**Exercise task:**
Reproduce every item below word for word, keeping each line as it appears.

──────

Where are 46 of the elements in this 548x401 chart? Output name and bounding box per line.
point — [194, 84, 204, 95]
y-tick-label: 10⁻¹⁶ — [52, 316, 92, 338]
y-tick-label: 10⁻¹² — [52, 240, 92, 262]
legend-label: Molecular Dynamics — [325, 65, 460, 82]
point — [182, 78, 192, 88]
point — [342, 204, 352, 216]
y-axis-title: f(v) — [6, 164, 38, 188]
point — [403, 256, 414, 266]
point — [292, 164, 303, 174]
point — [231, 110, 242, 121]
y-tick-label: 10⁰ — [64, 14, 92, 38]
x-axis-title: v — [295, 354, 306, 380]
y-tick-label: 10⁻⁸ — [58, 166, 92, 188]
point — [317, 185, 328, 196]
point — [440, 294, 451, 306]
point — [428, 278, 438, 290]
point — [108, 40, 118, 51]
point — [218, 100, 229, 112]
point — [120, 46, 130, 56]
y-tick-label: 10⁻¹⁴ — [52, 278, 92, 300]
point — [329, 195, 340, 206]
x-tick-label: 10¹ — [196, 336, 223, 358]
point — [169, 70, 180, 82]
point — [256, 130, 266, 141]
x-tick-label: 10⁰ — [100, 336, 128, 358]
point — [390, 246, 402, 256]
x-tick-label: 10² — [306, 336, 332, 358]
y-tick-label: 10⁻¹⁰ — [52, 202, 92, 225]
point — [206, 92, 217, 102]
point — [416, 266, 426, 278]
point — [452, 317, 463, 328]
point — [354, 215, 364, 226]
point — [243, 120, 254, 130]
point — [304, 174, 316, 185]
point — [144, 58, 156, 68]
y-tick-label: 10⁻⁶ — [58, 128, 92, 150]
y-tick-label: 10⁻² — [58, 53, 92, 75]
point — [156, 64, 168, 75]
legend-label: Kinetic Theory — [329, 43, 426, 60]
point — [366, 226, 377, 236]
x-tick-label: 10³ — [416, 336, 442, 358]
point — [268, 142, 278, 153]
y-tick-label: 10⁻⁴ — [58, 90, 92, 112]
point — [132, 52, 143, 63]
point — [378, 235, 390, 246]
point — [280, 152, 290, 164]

──────

**Written response:**
Where are 46 of the elements in this 548x401 chart? Output name and bounding box per line.
point — [194, 84, 204, 95]
y-tick-label: 10⁻¹⁶ — [52, 316, 92, 338]
y-tick-label: 10⁻¹² — [52, 240, 92, 262]
legend-label: Molecular Dynamics — [325, 65, 460, 82]
point — [182, 78, 192, 88]
point — [342, 204, 352, 216]
y-axis-title: f(v) — [6, 164, 38, 188]
point — [403, 256, 414, 266]
point — [292, 164, 303, 174]
point — [231, 110, 242, 121]
y-tick-label: 10⁰ — [64, 14, 92, 38]
x-axis-title: v — [295, 354, 306, 380]
y-tick-label: 10⁻⁸ — [58, 166, 92, 188]
point — [317, 185, 328, 196]
point — [440, 294, 451, 306]
point — [428, 278, 438, 290]
point — [108, 40, 118, 51]
point — [218, 100, 229, 112]
point — [120, 46, 130, 56]
y-tick-label: 10⁻¹⁴ — [52, 278, 92, 300]
point — [329, 195, 340, 206]
x-tick-label: 10¹ — [196, 336, 223, 358]
point — [169, 70, 180, 82]
point — [256, 130, 266, 141]
x-tick-label: 10⁰ — [100, 336, 128, 358]
point — [390, 246, 402, 256]
x-tick-label: 10² — [306, 336, 332, 358]
y-tick-label: 10⁻¹⁰ — [52, 202, 92, 225]
point — [206, 92, 217, 102]
point — [416, 266, 426, 278]
point — [452, 317, 463, 328]
point — [354, 215, 364, 226]
point — [243, 120, 254, 130]
point — [304, 174, 316, 185]
point — [144, 58, 156, 68]
y-tick-label: 10⁻⁶ — [58, 128, 92, 150]
y-tick-label: 10⁻² — [58, 53, 92, 75]
point — [156, 64, 168, 75]
legend-label: Kinetic Theory — [329, 43, 426, 60]
point — [366, 226, 377, 236]
x-tick-label: 10³ — [416, 336, 442, 358]
point — [268, 142, 278, 153]
y-tick-label: 10⁻⁴ — [58, 90, 92, 112]
point — [132, 52, 143, 63]
point — [378, 235, 390, 246]
point — [280, 152, 290, 164]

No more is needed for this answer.